> [Problem to solve]:
Look through the records below and collect all lines that hold the string "frac".

> [Supplied information]:
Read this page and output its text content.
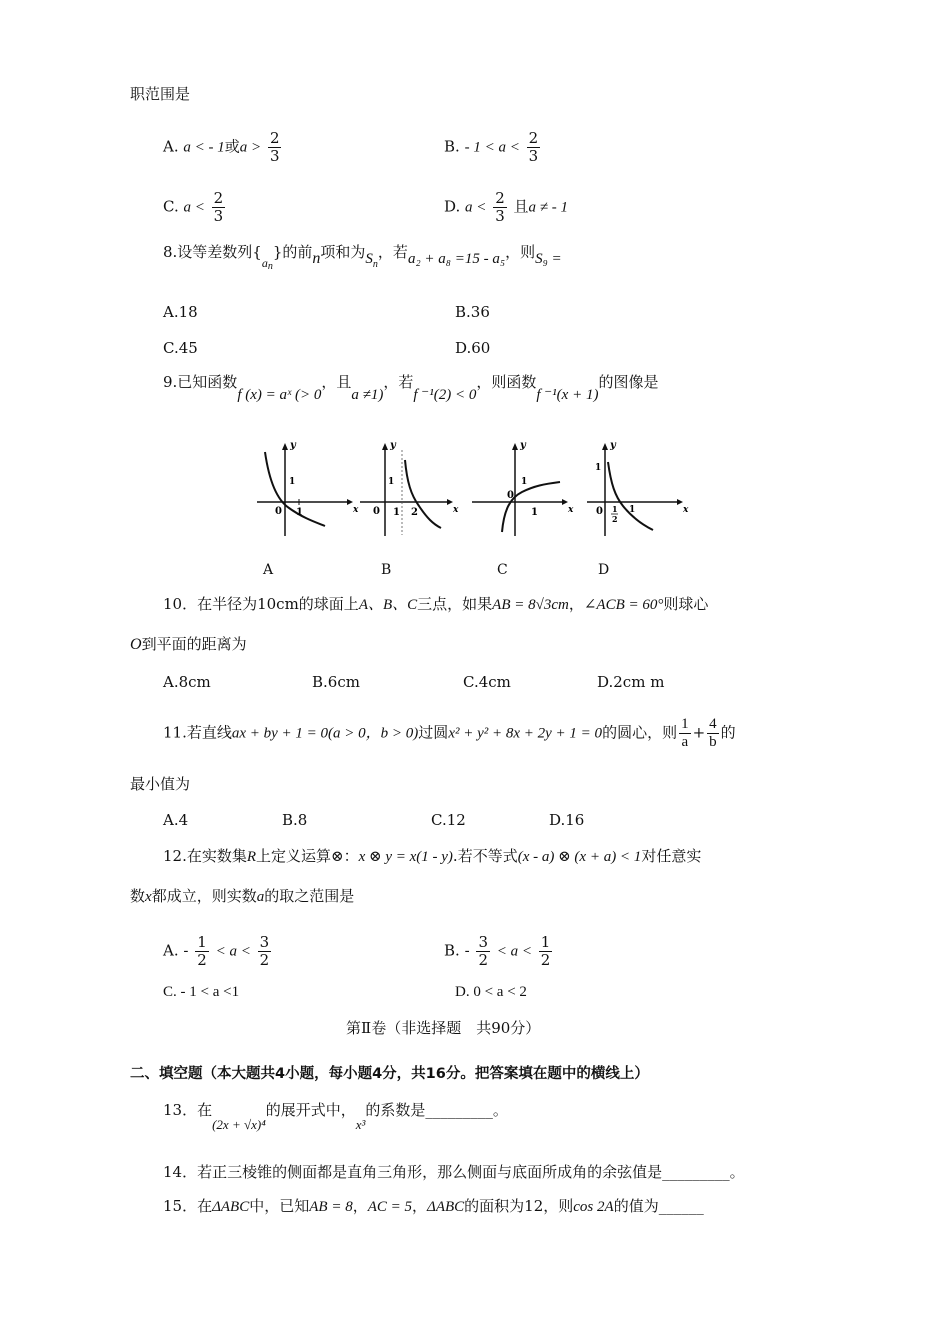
职范围是
A. a < - 1或$a > \frac{2}{3}$	B. - $1 < a < \frac{2}{3}$
C. $a < \frac{2}{3}$	D. $a < \frac{2}{3}$ 且a ≠ - 1
8.设等差数列$\{_{an}\}$的前n项和为$S_n$，若a₂ + a₈ =15 - a₅，则S₉ =
A.18	B.36
C.45	D.60
9.已知函数f (x) = aˣ (> 0，且a ≠1)，若f ⁻¹(2) < 0，则函数f ⁻¹(x + 1)的图像是
y
x
1
0 1
y
x
1
0 1 2
y
x
1
0
1
y
x
1
0 1
2
1
A	B	C	D
10．在半径为10cm的球面上A、B、C三点，如果AB = 8√3cm，∠ACB = 60°则球心
O到平面的距离为
A.8cm	B.6cm	C.4cm	D.2cm m
11.若直线ax + by + 1 = 0(a > 0，b > 0)过圆x² + y² + 8x + 2y + 1 = 0的圆心，则 $\frac{1}{a} + \frac{4}{b}$ 的
最小值为
A.4	B.8	C.12	D.16
12.在实数集R上定义运算⊗：x ⊗ y = x(1 - y).若不等式(x - a) ⊗ (x + a) < 1对任意实
数x都成立，则实数a的取之范围是
A. - $\frac{1}{2} < a < \frac{3}{2}$	B. - $\frac{3}{2} < a < \frac{1}{2}$
C. - 1 < a <1	D. 0 < a < 2
第Ⅱ卷（非选择题　共90分）
二、填空题（本大题共4小题，每小题4分，共16分。把答案填在题中的横线上）
13．在(2x + √x)⁴的展开式中，x³的系数是_________。
14．若正三棱锥的侧面都是直角三角形，那么侧面与底面所成角的余弦值是_________。
15．在ΔABC中，已知AB = 8，AC = 5，ΔABC的面积为12，则cos 2A的值为______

> [Output of the exercise]:
A. a < - 1或$a > \frac{2}{3}$	B. - $1 < a < \frac{2}{3}$
C. $a < \frac{2}{3}$	D. $a < \frac{2}{3}$ 且a ≠ - 1
11.若直线ax + by + 1 = 0(a > 0，b > 0)过圆x² + y² + 8x + 2y + 1 = 0的圆心，则 $\frac{1}{a} + \frac{4}{b}$ 的
A. - $\frac{1}{2} < a < \frac{3}{2}$	B. - $\frac{3}{2} < a < \frac{1}{2}$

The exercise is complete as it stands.